● **Task**
Pictures aside, repeat every entry exactly.
** Start Material provided **
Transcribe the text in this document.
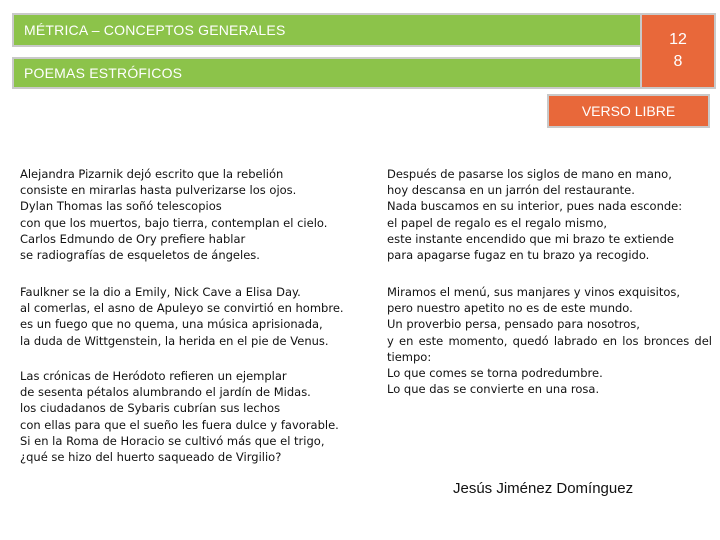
MÉTRICA – CONCEPTOS GENERALES
POEMAS ESTRÓFICOS
12
8
VERSO LIBRE
Alejandra Pizarnik dejó escrito que la rebelión
consiste en mirarlas hasta pulverizarse los ojos.
Dylan Thomas las soñó telescopios
con que los muertos, bajo tierra, contemplan el cielo.
Carlos Edmundo de Ory prefiere hablar
se radiografías de esqueletos de ángeles.
Faulkner se la dio a Emily, Nick Cave a Elisa Day.
al comerlas, el asno de Apuleyo se convirtió en hombre.
es un fuego que no quema, una música aprisionada,
la duda de Wittgenstein, la herida en el pie de Venus.
Las crónicas de Heródoto refieren un ejemplar
de sesenta pétalos alumbrando el jardín de Midas.
los ciudadanos de Sybaris cubrían sus lechos
con ellas para que el sueño les fuera dulce y favorable.
Si en la Roma de Horacio se cultivó más que el trigo,
¿qué se hizo del huerto saqueado de Virgilio?
Después de pasarse los siglos de mano en mano,
hoy descansa en un jarrón del restaurante.
Nada buscamos en su interior, pues nada esconde:
el papel de regalo es el regalo mismo,
este instante encendido que mi brazo te extiende
para apagarse fugaz en tu brazo ya recogido.
Miramos el menú, sus manjares y vinos exquisitos,
pero nuestro apetito no es de este mundo.
Un proverbio persa, pensado para nosotros,
y en este momento, quedó labrado en los bronces del tiempo:
Lo que comes se torna podredumbre.
Lo que das se convierte en una rosa.
Jesús Jiménez Domínguez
** End Material provided **
● **Solved exercise**
Transcribe the text in this document.
MÉTRICA – CONCEPTOS GENERALES
POEMAS ESTRÓFICOS
12
8
VERSO LIBRE
Alejandra Pizarnik dejó escrito que la rebelión
consiste en mirarlas hasta pulverizarse los ojos.
Dylan Thomas las soñó telescopios
con que los muertos, bajo tierra, contemplan el cielo.
Carlos Edmundo de Ory prefiere hablar
se radiografías de esqueletos de ángeles.
Faulkner se la dio a Emily, Nick Cave a Elisa Day.
al comerlas, el asno de Apuleyo se convirtió en hombre.
es un fuego que no quema, una música aprisionada,
la duda de Wittgenstein, la herida en el pie de Venus.
Las crónicas de Heródoto refieren un ejemplar
de sesenta pétalos alumbrando el jardín de Midas.
los ciudadanos de Sybaris cubrían sus lechos
con ellas para que el sueño les fuera dulce y favorable.
Si en la Roma de Horacio se cultivó más que el trigo,
¿qué se hizo del huerto saqueado de Virgilio?
Después de pasarse los siglos de mano en mano,
hoy descansa en un jarrón del restaurante.
Nada buscamos en su interior, pues nada esconde:
el papel de regalo es el regalo mismo,
este instante encendido que mi brazo te extiende
para apagarse fugaz en tu brazo ya recogido.
Miramos el menú, sus manjares y vinos exquisitos,
pero nuestro apetito no es de este mundo.
Un proverbio persa, pensado para nosotros,
y en este momento, quedó labrado en los bronces del tiempo:
Lo que comes se torna podredumbre.
Lo que das se convierte en una rosa.
Jesús Jiménez Domínguez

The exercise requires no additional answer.